WHAT IS EXPECTED →
Copy each line of the data below with the word "JESIP".

(Records)
═══

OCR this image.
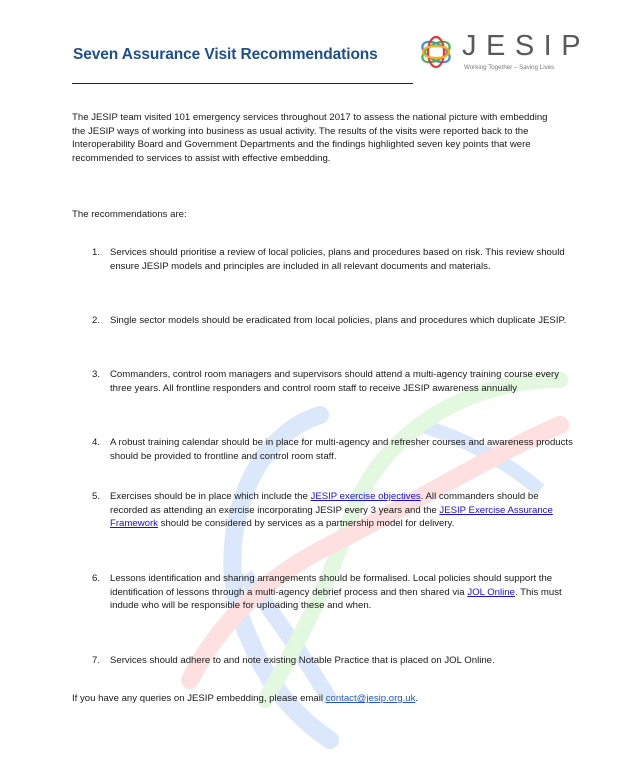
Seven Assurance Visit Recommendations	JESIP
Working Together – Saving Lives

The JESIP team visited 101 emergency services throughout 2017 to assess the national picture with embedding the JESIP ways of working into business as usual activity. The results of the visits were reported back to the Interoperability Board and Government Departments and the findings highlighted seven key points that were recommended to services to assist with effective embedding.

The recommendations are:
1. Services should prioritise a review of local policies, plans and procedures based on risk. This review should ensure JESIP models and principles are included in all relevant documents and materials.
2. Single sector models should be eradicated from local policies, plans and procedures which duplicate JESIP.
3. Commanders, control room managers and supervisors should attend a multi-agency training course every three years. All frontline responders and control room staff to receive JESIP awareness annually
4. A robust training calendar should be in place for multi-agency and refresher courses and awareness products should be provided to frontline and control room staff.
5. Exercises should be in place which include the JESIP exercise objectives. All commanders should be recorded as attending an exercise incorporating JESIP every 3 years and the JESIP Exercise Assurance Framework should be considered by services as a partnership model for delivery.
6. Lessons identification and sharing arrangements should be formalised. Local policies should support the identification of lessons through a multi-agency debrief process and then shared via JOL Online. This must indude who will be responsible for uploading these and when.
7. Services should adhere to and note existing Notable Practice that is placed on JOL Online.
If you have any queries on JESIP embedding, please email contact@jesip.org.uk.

═══

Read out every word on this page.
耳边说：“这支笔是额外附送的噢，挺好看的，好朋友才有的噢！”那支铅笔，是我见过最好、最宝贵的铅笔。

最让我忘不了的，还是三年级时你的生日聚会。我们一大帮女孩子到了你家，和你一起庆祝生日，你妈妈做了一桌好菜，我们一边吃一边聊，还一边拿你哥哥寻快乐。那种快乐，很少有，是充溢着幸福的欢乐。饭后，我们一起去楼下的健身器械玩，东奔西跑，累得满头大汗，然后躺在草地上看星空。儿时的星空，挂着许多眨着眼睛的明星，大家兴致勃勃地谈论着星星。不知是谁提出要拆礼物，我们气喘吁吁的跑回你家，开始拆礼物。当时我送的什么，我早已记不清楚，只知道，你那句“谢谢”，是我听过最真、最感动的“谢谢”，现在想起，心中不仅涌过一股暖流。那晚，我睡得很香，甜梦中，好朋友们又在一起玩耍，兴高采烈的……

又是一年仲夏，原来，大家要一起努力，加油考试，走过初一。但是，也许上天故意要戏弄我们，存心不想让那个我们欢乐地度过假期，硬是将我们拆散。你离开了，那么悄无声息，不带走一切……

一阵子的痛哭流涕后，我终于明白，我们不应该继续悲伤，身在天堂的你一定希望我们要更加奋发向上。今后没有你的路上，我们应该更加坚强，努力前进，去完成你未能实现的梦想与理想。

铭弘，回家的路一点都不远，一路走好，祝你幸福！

═══

WORKED ANSWER →
Seven Assurance Visit Recommendations	JESIP
The JESIP team visited 101 emergency services throughout 2017 to assess the national picture with embedding the JESIP ways of working into business as usual activity. The results of the visits were reported back to the Interoperability Board and Government Departments and the findings highlighted seven key points that were recommended to services to assist with effective embedding.
1. Services should prioritise a review of local policies, plans and procedures based on risk. This review should ensure JESIP models and principles are included in all relevant documents and materials.
2. Single sector models should be eradicated from local policies, plans and procedures which duplicate JESIP.
3. Commanders, control room managers and supervisors should attend a multi-agency training course every three years. All frontline responders and control room staff to receive JESIP awareness annually
5. Exercises should be in place which include the JESIP exercise objectives. All commanders should be recorded as attending an exercise incorporating JESIP every 3 years and the JESIP Exercise Assurance Framework should be considered by services as a partnership model for delivery.
If you have any queries on JESIP embedding, please email contact@jesip.org.uk.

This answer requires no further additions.